**Records provided:**
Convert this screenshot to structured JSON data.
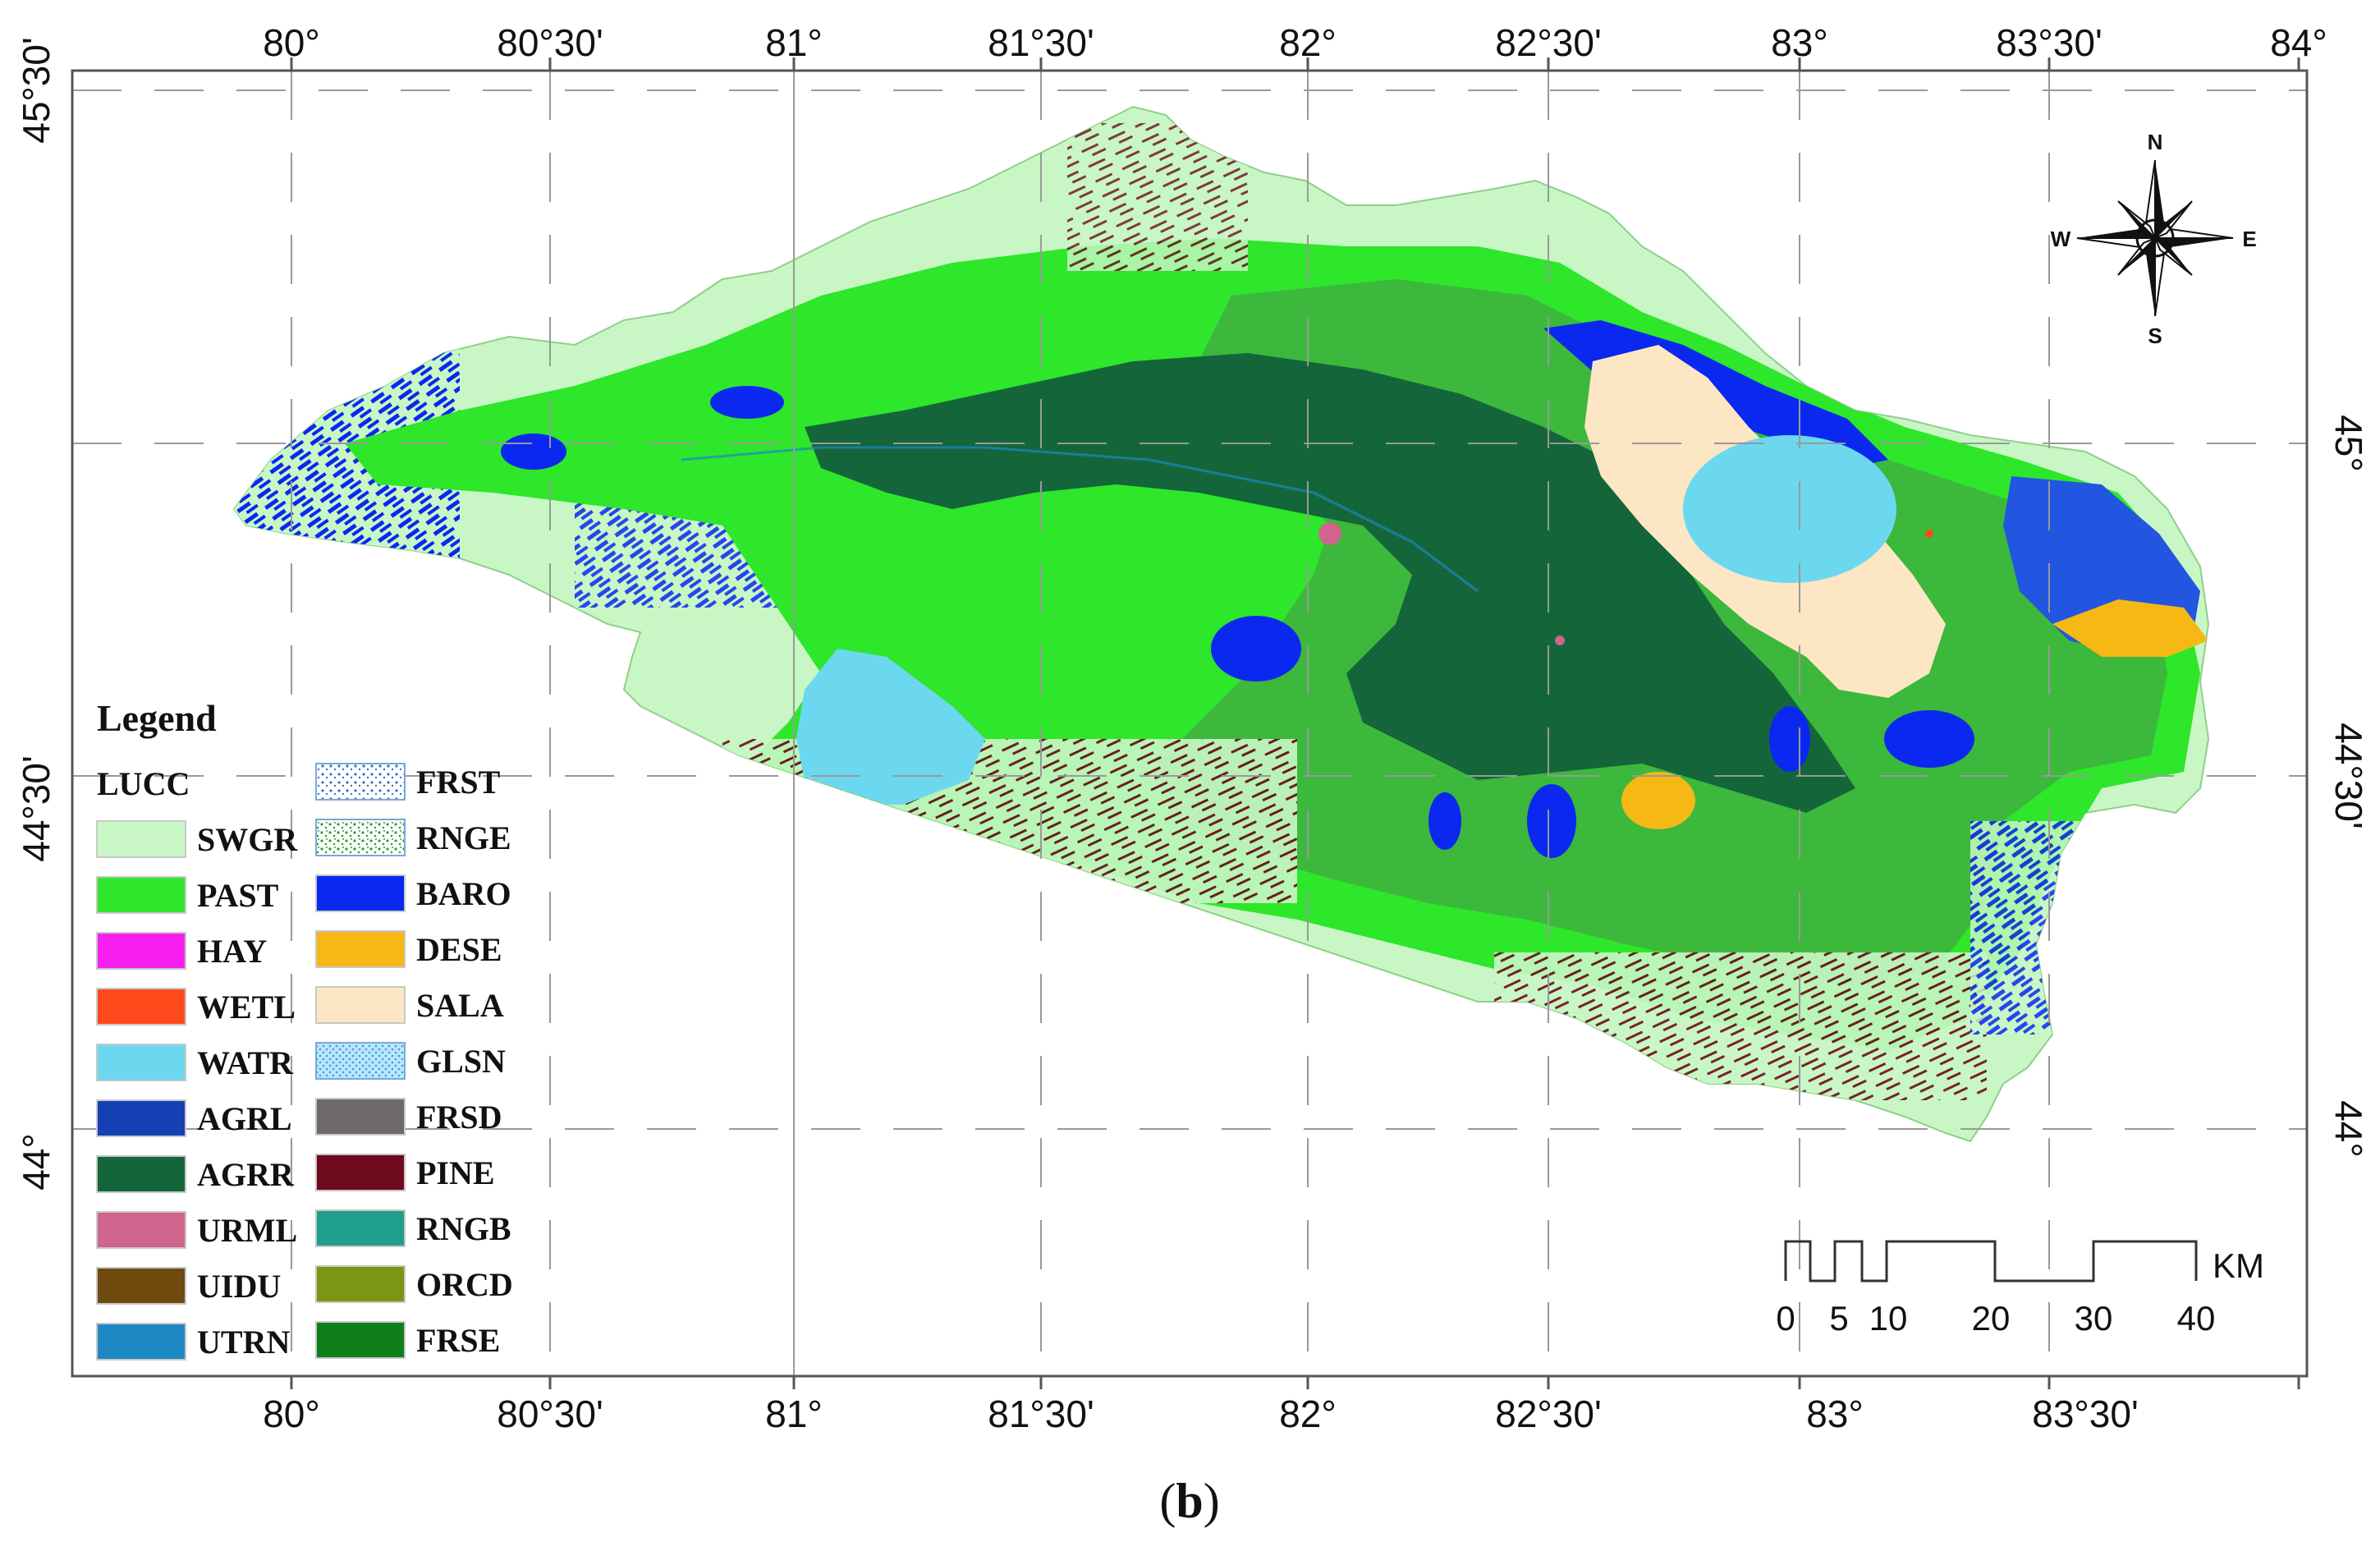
{
  "top_axis": [
    "80°",
    "80°30'",
    "81°",
    "81°30'",
    "82°",
    "82°30'",
    "83°",
    "83°30'",
    "84°"
  ],
  "bottom_axis": [
    "80°",
    "80°30'",
    "81°",
    "81°30'",
    "82°",
    "82°30'",
    "83°",
    "83°30'"
  ],
  "left_axis": [
    "45°30'",
    "44°30'",
    "44°"
  ],
  "right_axis": [
    "45°",
    "44°30'",
    "44°"
  ],
  "legend": {
    "title": "Legend",
    "subtitle": "LUCC",
    "items": [
      {
        "code": "SWGR",
        "color": "#c8f7c5",
        "pattern": "solid"
      },
      {
        "code": "PAST",
        "color": "#2ee62a",
        "pattern": "solid"
      },
      {
        "code": "HAY",
        "color": "#f71ef0",
        "pattern": "solid"
      },
      {
        "code": "WETL",
        "color": "#ff4a1c",
        "pattern": "solid"
      },
      {
        "code": "WATR",
        "color": "#6cd8f0",
        "pattern": "solid"
      },
      {
        "code": "AGRL",
        "color": "#1440b4",
        "pattern": "solid"
      },
      {
        "code": "AGRR",
        "color": "#14663a",
        "pattern": "solid"
      },
      {
        "code": "URML",
        "color": "#d0648c",
        "pattern": "solid"
      },
      {
        "code": "UIDU",
        "color": "#6e4a0e",
        "pattern": "solid"
      },
      {
        "code": "UTRN",
        "color": "#1e88c4",
        "pattern": "solid"
      },
      {
        "code": "FRST",
        "color": "#3c6ed2",
        "pattern": "dots-blue"
      },
      {
        "code": "RNGE",
        "color": "#2ea02e",
        "pattern": "dots-green"
      },
      {
        "code": "BARO",
        "color": "#0a28f0",
        "pattern": "solid"
      },
      {
        "code": "DESE",
        "color": "#f5b814",
        "pattern": "solid"
      },
      {
        "code": "SALA",
        "color": "#fde6c4",
        "pattern": "solid"
      },
      {
        "code": "GLSN",
        "color": "#7ec8f0",
        "pattern": "dots-cyan"
      },
      {
        "code": "FRSD",
        "color": "#6e6a6c",
        "pattern": "solid"
      },
      {
        "code": "PINE",
        "color": "#6e0a1e",
        "pattern": "solid"
      },
      {
        "code": "RNGB",
        "color": "#1ea08c",
        "pattern": "solid"
      },
      {
        "code": "ORCD",
        "color": "#7a9614",
        "pattern": "solid"
      },
      {
        "code": "FRSE",
        "color": "#0e7e1a",
        "pattern": "solid"
      }
    ]
  },
  "compass": {
    "n": "N",
    "s": "S",
    "e": "E",
    "w": "W"
  },
  "scale_bar": {
    "unit": "KM",
    "labels": [
      "0",
      "5",
      "10",
      "20",
      "30",
      "40"
    ]
  },
  "caption": {
    "open": "(",
    "letter": "b",
    "close": ")"
  },
  "colors": {
    "frame": "#555555",
    "grid": "#999999",
    "pasture": "#2ee62a",
    "agrr": "#14663a",
    "range_mid": "#3cb83c",
    "swgr": "#c8f7c5",
    "baro": "#0a28f0",
    "water": "#6cd8f0",
    "sala": "#fde6c4",
    "dese": "#f5b814",
    "pine": "#6e0a1e"
  }
}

**Aim of the task:** Without including any pictures, print all of the material exactly as given.

**Written answer:**
Convert this screenshot to structured JSON data.
{
  "top_axis": [
    "80°",
    "80°30'",
    "81°",
    "81°30'",
    "82°",
    "82°30'",
    "83°",
    "83°30'",
    "84°"
  ],
  "bottom_axis": [
    "80°",
    "80°30'",
    "81°",
    "81°30'",
    "82°",
    "82°30'",
    "83°",
    "83°30'"
  ],
  "left_axis": [
    "45°30'",
    "44°30'",
    "44°"
  ],
  "right_axis": [
    "45°",
    "44°30'",
    "44°"
  ],
  "legend": {
    "title": "Legend",
    "subtitle": "LUCC",
    "items": [
      {
        "code": "SWGR",
        "color": "#c8f7c5",
        "pattern": "solid"
      },
      {
        "code": "PAST",
        "color": "#2ee62a",
        "pattern": "solid"
      },
      {
        "code": "HAY",
        "color": "#f71ef0",
        "pattern": "solid"
      },
      {
        "code": "WETL",
        "color": "#ff4a1c",
        "pattern": "solid"
      },
      {
        "code": "WATR",
        "color": "#6cd8f0",
        "pattern": "solid"
      },
      {
        "code": "AGRL",
        "color": "#1440b4",
        "pattern": "solid"
      },
      {
        "code": "AGRR",
        "color": "#14663a",
        "pattern": "solid"
      },
      {
        "code": "URML",
        "color": "#d0648c",
        "pattern": "solid"
      },
      {
        "code": "UIDU",
        "color": "#6e4a0e",
        "pattern": "solid"
      },
      {
        "code": "UTRN",
        "color": "#1e88c4",
        "pattern": "solid"
      },
      {
        "code": "FRST",
        "color": "#3c6ed2",
        "pattern": "dots-blue"
      },
      {
        "code": "RNGE",
        "color": "#2ea02e",
        "pattern": "dots-green"
      },
      {
        "code": "BARO",
        "color": "#0a28f0",
        "pattern": "solid"
      },
      {
        "code": "DESE",
        "color": "#f5b814",
        "pattern": "solid"
      },
      {
        "code": "SALA",
        "color": "#fde6c4",
        "pattern": "solid"
      },
      {
        "code": "GLSN",
        "color": "#7ec8f0",
        "pattern": "dots-cyan"
      },
      {
        "code": "FRSD",
        "color": "#6e6a6c",
        "pattern": "solid"
      },
      {
        "code": "PINE",
        "color": "#6e0a1e",
        "pattern": "solid"
      },
      {
        "code": "RNGB",
        "color": "#1ea08c",
        "pattern": "solid"
      },
      {
        "code": "ORCD",
        "color": "#7a9614",
        "pattern": "solid"
      },
      {
        "code": "FRSE",
        "color": "#0e7e1a",
        "pattern": "solid"
      }
    ]
  },
  "compass": {
    "n": "N",
    "s": "S",
    "e": "E",
    "w": "W"
  },
  "scale_bar": {
    "unit": "KM",
    "labels": [
      "0",
      "5",
      "10",
      "20",
      "30",
      "40"
    ]
  },
  "caption": {
    "open": "(",
    "letter": "b",
    "close": ")"
  },
  "colors": {
    "frame": "#555555",
    "grid": "#999999",
    "pasture": "#2ee62a",
    "agrr": "#14663a",
    "range_mid": "#3cb83c",
    "swgr": "#c8f7c5",
    "baro": "#0a28f0",
    "water": "#6cd8f0",
    "sala": "#fde6c4",
    "dese": "#f5b814",
    "pine": "#6e0a1e"
  }
}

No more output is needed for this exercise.